* **Task requirements**
Only the number is wanted: how many lines in the data contain "color"?
** begin **
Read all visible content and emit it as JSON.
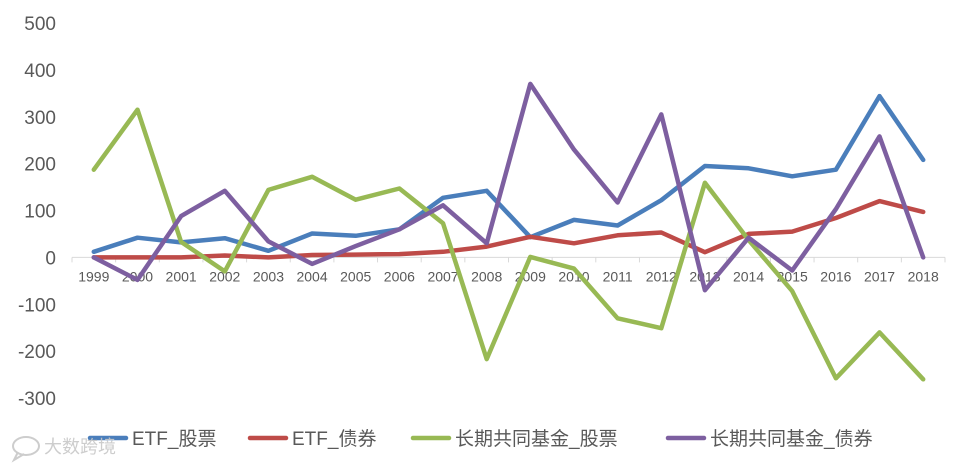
{
  "chart_data": {
    "type": "line",
    "categories": [
      "1999",
      "2000",
      "2001",
      "2002",
      "2003",
      "2004",
      "2005",
      "2006",
      "2007",
      "2008",
      "2009",
      "2010",
      "2011",
      "2012",
      "2013",
      "2014",
      "2015",
      "2016",
      "2017",
      "2018"
    ],
    "ylim": [
      -300,
      500
    ],
    "yticks": [
      500,
      400,
      300,
      200,
      100,
      0,
      -100,
      -200,
      -300
    ],
    "grid": false,
    "legend_position": "bottom",
    "series": [
      {
        "name": "ETF_股票",
        "color": "#4a7ebb",
        "values": [
          12,
          42,
          32,
          41,
          14,
          51,
          46,
          60,
          127,
          142,
          43,
          80,
          68,
          122,
          195,
          190,
          173,
          187,
          344,
          208
        ]
      },
      {
        "name": "ETF_债券",
        "color": "#be4b48",
        "values": [
          0,
          0,
          0,
          4,
          0,
          5,
          6,
          7,
          12,
          23,
          44,
          30,
          47,
          53,
          11,
          50,
          55,
          84,
          120,
          97
        ]
      },
      {
        "name": "长期共同基金_股票",
        "color": "#98b954",
        "values": [
          187,
          315,
          33,
          -30,
          144,
          172,
          123,
          147,
          73,
          -217,
          1,
          -24,
          -130,
          -151,
          159,
          37,
          -72,
          -258,
          -160,
          -260
        ]
      },
      {
        "name": "长期共同基金_债券",
        "color": "#7d5fa0",
        "values": [
          0,
          -48,
          88,
          142,
          34,
          -14,
          24,
          60,
          111,
          30,
          370,
          230,
          117,
          305,
          -70,
          42,
          -28,
          103,
          258,
          0
        ]
      }
    ]
  },
  "watermark": {
    "text": "大数跨境",
    "icon": "chat-bubble-icon"
  }
}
** end **
* **Task solution**
4